>>

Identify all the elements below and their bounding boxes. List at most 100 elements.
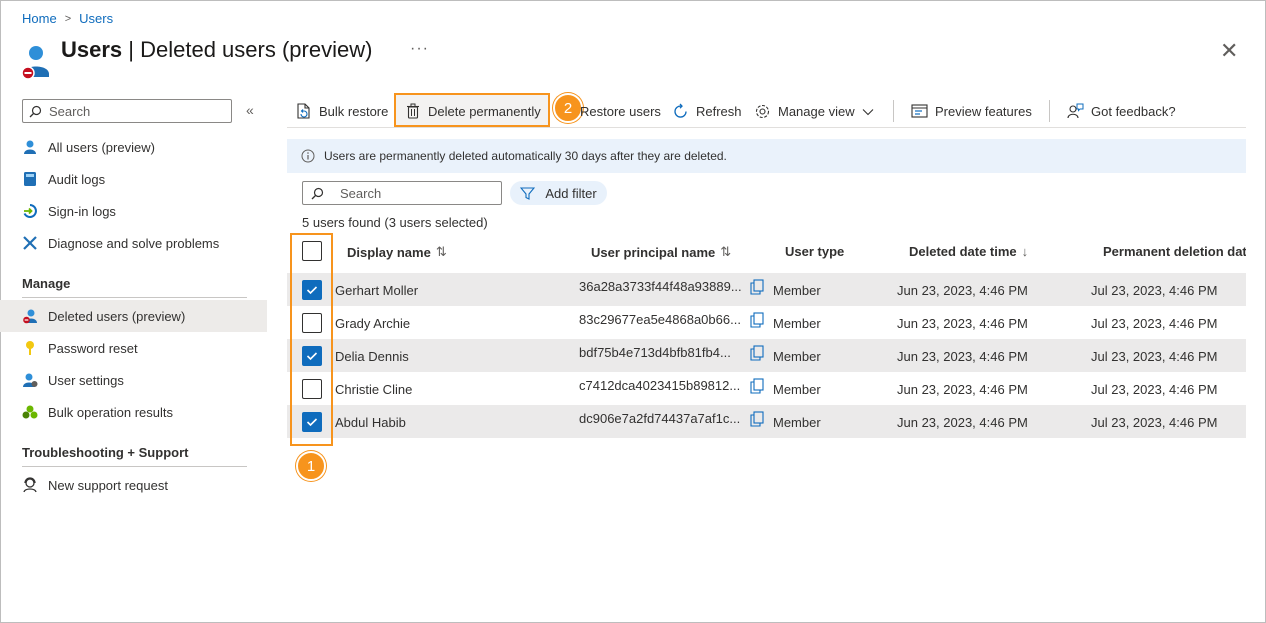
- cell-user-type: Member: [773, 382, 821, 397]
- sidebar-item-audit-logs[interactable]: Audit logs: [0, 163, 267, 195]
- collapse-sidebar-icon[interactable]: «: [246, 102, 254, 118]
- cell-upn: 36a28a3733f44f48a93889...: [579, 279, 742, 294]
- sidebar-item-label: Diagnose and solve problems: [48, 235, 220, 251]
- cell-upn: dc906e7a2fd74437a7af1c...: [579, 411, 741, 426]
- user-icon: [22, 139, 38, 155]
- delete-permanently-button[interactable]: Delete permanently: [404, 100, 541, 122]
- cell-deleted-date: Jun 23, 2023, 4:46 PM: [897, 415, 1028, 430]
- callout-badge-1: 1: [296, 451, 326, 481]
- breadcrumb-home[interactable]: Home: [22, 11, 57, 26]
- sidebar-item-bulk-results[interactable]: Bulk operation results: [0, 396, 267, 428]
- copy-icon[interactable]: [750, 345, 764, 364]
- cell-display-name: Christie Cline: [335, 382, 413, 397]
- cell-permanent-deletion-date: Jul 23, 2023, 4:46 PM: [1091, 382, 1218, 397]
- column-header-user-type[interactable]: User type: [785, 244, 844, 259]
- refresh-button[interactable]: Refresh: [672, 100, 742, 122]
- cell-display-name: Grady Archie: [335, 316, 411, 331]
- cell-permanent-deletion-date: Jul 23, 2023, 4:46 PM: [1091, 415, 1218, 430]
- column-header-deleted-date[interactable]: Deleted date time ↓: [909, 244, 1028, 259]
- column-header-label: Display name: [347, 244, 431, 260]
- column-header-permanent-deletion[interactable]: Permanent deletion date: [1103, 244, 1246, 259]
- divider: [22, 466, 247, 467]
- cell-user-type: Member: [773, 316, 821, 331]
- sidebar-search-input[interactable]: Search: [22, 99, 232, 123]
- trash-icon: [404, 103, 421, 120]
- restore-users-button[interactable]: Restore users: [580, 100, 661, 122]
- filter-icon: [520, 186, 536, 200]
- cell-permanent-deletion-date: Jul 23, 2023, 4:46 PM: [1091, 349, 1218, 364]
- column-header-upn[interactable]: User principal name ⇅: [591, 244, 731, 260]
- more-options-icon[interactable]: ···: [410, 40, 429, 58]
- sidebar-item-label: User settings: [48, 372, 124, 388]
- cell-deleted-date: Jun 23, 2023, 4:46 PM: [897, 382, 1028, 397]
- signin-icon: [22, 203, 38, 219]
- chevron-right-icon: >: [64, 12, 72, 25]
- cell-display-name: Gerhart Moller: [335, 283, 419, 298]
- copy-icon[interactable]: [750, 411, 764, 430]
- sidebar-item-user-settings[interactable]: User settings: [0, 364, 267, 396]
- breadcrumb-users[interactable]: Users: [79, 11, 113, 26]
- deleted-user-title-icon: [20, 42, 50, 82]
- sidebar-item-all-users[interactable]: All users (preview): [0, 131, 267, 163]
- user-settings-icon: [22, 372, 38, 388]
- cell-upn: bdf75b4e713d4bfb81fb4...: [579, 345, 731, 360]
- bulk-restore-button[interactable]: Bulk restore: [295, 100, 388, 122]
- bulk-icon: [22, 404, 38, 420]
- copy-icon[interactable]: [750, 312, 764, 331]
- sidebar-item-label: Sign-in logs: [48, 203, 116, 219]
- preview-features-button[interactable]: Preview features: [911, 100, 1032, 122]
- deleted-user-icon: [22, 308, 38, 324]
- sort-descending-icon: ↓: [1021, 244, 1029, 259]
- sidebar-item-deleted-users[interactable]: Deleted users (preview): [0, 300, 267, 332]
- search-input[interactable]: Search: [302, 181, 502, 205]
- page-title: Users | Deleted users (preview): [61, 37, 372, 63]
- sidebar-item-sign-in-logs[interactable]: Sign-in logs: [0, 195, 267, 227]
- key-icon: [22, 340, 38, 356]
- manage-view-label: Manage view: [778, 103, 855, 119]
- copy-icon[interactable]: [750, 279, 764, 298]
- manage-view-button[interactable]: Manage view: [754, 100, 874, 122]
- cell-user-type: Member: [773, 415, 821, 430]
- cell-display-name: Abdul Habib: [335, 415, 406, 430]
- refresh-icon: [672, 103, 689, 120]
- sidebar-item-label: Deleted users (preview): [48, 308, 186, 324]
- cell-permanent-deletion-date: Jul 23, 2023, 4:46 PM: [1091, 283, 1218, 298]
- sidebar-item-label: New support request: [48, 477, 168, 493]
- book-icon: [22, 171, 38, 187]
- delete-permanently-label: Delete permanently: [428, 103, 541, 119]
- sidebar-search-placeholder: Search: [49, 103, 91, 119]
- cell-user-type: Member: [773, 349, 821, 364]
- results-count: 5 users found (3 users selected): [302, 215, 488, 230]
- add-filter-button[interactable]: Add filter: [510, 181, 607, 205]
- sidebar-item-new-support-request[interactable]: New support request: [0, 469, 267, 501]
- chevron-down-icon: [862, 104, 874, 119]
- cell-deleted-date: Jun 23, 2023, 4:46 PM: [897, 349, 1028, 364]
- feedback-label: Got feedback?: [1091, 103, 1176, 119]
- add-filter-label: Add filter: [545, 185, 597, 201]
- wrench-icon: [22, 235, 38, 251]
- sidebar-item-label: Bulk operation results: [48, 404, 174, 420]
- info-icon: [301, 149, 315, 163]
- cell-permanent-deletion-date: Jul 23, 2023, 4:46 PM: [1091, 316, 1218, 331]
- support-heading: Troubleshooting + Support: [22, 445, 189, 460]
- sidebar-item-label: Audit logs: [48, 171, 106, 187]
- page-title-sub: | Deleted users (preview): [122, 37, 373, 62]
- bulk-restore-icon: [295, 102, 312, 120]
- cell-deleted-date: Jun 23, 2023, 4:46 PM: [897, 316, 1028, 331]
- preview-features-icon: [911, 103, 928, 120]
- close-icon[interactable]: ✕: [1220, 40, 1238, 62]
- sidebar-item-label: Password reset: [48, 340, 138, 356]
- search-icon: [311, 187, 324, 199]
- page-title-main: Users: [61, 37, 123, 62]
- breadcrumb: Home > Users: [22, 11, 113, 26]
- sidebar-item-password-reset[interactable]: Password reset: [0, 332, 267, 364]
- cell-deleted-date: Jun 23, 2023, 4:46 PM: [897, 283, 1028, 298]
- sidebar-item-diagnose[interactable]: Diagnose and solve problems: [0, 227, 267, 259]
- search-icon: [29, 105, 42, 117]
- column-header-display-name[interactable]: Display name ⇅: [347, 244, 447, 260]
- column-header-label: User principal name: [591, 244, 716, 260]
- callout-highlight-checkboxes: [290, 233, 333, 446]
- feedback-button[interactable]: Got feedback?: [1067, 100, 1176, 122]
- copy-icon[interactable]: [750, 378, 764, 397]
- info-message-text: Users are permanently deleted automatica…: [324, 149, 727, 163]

<<

_CHALLENGE_:
Arrange every line of the items above as a numbered list, omitting any blank lines. Leave the pictures out of the answer.

_IN RESPONSE_:
1. Identify all the elements below and their bounding boxes. List at most 100 elements.
2. - cell-user-type: Member: [773, 382, 821, 397]
3. - sidebar-item-audit-logs[interactable]: Audit logs: [0, 163, 267, 195]
4. - collapse-sidebar-icon[interactable]: «: [246, 102, 254, 118]
5. - cell-upn: 36a28a3733f44f48a93889...: [579, 279, 742, 294]
6. - sidebar-item-label: Diagnose and solve problems: [48, 235, 220, 251]
7. - cell-upn: dc906e7a2fd74437a7af1c...: [579, 411, 741, 426]
8. - user-icon: [22, 139, 38, 155]
9. - delete-permanently-button[interactable]: Delete permanently: [404, 100, 541, 122]
10. - cell-deleted-date: Jun 23, 2023, 4:46 PM: [897, 415, 1028, 430]
11. - callout-badge-1: 1: [296, 451, 326, 481]
12. - breadcrumb-home[interactable]: Home: [22, 11, 57, 26]
13. - sidebar-item-bulk-results[interactable]: Bulk operation results: [0, 396, 267, 428]
14. - copy-icon[interactable]: [750, 345, 764, 364]
15. - cell-display-name: Christie Cline: [335, 382, 413, 397]
16. - cell-permanent-deletion-date: Jul 23, 2023, 4:46 PM: [1091, 382, 1218, 397]
17. - column-header-user-type[interactable]: User type: [785, 244, 844, 259]
18. - refresh-button[interactable]: Refresh: [672, 100, 742, 122]
19. - cell-display-name: Grady Archie: [335, 316, 411, 331]
20. - cell-permanent-deletion-date: Jul 23, 2023, 4:46 PM: [1091, 415, 1218, 430]
21. - column-header-deleted-date[interactable]: Deleted date time ↓: [909, 244, 1028, 259]
22. - column-header-label: Display name: [347, 244, 431, 260]
23. - column-header-permanent-deletion[interactable]: Permanent deletion date: [1103, 244, 1246, 259]
24. - divider: [22, 466, 247, 467]
25. - cell-user-type: Member: [773, 316, 821, 331]
26. - sidebar-search-input[interactable]: Search: [22, 99, 232, 123]
27. - trash-icon: [404, 103, 421, 120]
28. - restore-users-button[interactable]: Restore users: [580, 100, 661, 122]
29. - filter-icon: [520, 186, 536, 200]
30. - cell-permanent-deletion-date: Jul 23, 2023, 4:46 PM: [1091, 349, 1218, 364]
31. - column-header-upn[interactable]: User principal name ⇅: [591, 244, 731, 260]
32. - more-options-icon[interactable]: ···: [410, 40, 429, 58]
33. - sidebar-item-label: User settings: [48, 372, 124, 388]
34. - cell-deleted-date: Jun 23, 2023, 4:46 PM: [897, 382, 1028, 397]
35. - signin-icon: [22, 203, 38, 219]
36. - chevron-right-icon: >: [64, 12, 72, 25]
37. - cell-display-name: Gerhart Moller: [335, 283, 419, 298]
38. - copy-icon[interactable]: [750, 411, 764, 430]
39. - sidebar-item-user-settings[interactable]: User settings: [0, 364, 267, 396]
40. - breadcrumb-users[interactable]: Users: [79, 11, 113, 26]
41. - deleted-user-title-icon: [20, 42, 50, 82]
42. - sidebar-item-all-users[interactable]: All users (preview): [0, 131, 267, 163]
43. - user-settings-icon: [22, 372, 38, 388]
44. - cell-upn: bdf75b4e713d4bfb81fb4...: [579, 345, 731, 360]
45. - bulk-restore-button[interactable]: Bulk restore: [295, 100, 388, 122]
46. - bulk-icon: [22, 404, 38, 420]
47. - copy-icon[interactable]: [750, 312, 764, 331]
48. - sidebar-item-label: Sign-in logs: [48, 203, 116, 219]
49. - preview-features-button[interactable]: Preview features: [911, 100, 1032, 122]
50. - deleted-user-icon: [22, 308, 38, 324]
51. - sort-descending-icon: ↓: [1021, 244, 1029, 259]
52. - sidebar-item-deleted-users[interactable]: Deleted users (preview): [0, 300, 267, 332]
53. - search-input[interactable]: Search: [302, 181, 502, 205]
54. - page-title: Users | Deleted users (preview): [61, 37, 372, 63]
55. - sidebar-item-sign-in-logs[interactable]: Sign-in logs: [0, 195, 267, 227]
56. - key-icon: [22, 340, 38, 356]
57. - manage-view-label: Manage view: [778, 103, 855, 119]
58. - copy-icon[interactable]: [750, 279, 764, 298]
59. - manage-view-button[interactable]: Manage view: [754, 100, 874, 122]
60. - cell-user-type: Member: [773, 415, 821, 430]
61. - cell-display-name: Abdul Habib: [335, 415, 406, 430]
62. - refresh-icon: [672, 103, 689, 120]
63. - sidebar-item-label: Deleted users (preview): [48, 308, 186, 324]
64. - cell-permanent-deletion-date: Jul 23, 2023, 4:46 PM: [1091, 283, 1218, 298]
65. - sidebar-item-label: New support request: [48, 477, 168, 493]
66. - book-icon: [22, 171, 38, 187]
67. - delete-permanently-label: Delete permanently: [428, 103, 541, 119]
68. - sidebar-search-placeholder: Search: [49, 103, 91, 119]
69. - cell-user-type: Member: [773, 349, 821, 364]
70. - results-count: 5 users found (3 users selected): [302, 215, 488, 230]
71. - add-filter-button[interactable]: Add filter: [510, 181, 607, 205]
72. - sidebar-item-new-support-request[interactable]: New support request: [0, 469, 267, 501]
73. - chevron-down-icon: [862, 104, 874, 119]
74. - cell-deleted-date: Jun 23, 2023, 4:46 PM: [897, 349, 1028, 364]
75. - feedback-label: Got feedback?: [1091, 103, 1176, 119]
76. - add-filter-label: Add filter: [545, 185, 597, 201]
77. - wrench-icon: [22, 235, 38, 251]
78. - sidebar-item-label: Bulk operation results: [48, 404, 174, 420]
79. - info-icon: [301, 149, 315, 163]
80. - cell-permanent-deletion-date: Jul 23, 2023, 4:46 PM: [1091, 316, 1218, 331]
81. - support-heading: Troubleshooting + Support: [22, 445, 189, 460]
82. - sidebar-item-label: Audit logs: [48, 171, 106, 187]
83. - page-title-sub: | Deleted users (preview): [122, 37, 373, 62]
84. - bulk-restore-icon: [295, 102, 312, 120]
85. - cell-deleted-date: Jun 23, 2023, 4:46 PM: [897, 316, 1028, 331]
86. - preview-features-icon: [911, 103, 928, 120]
87. - close-icon[interactable]: ✕: [1220, 40, 1238, 62]
88. - sidebar-item-label: Password reset: [48, 340, 138, 356]
89. - search-icon: [311, 187, 324, 199]
90. - page-title-main: Users: [61, 37, 123, 62]
91. - breadcrumb: Home > Users: [22, 11, 113, 26]
92. - sidebar-item-password-reset[interactable]: Password reset: [0, 332, 267, 364]
93. - cell-deleted-date: Jun 23, 2023, 4:46 PM: [897, 283, 1028, 298]
94. - sidebar-item-diagnose[interactable]: Diagnose and solve problems: [0, 227, 267, 259]
95. - search-icon: [29, 105, 42, 117]
96. - column-header-display-name[interactable]: Display name ⇅: [347, 244, 447, 260]
97. - column-header-label: User principal name: [591, 244, 716, 260]
98. - callout-highlight-checkboxes: [290, 233, 333, 446]
99. - feedback-button[interactable]: Got feedback?: [1067, 100, 1176, 122]
100. - copy-icon[interactable]: [750, 378, 764, 397]
101. - info-message-text: Users are permanently deleted automatica…: [324, 149, 727, 163]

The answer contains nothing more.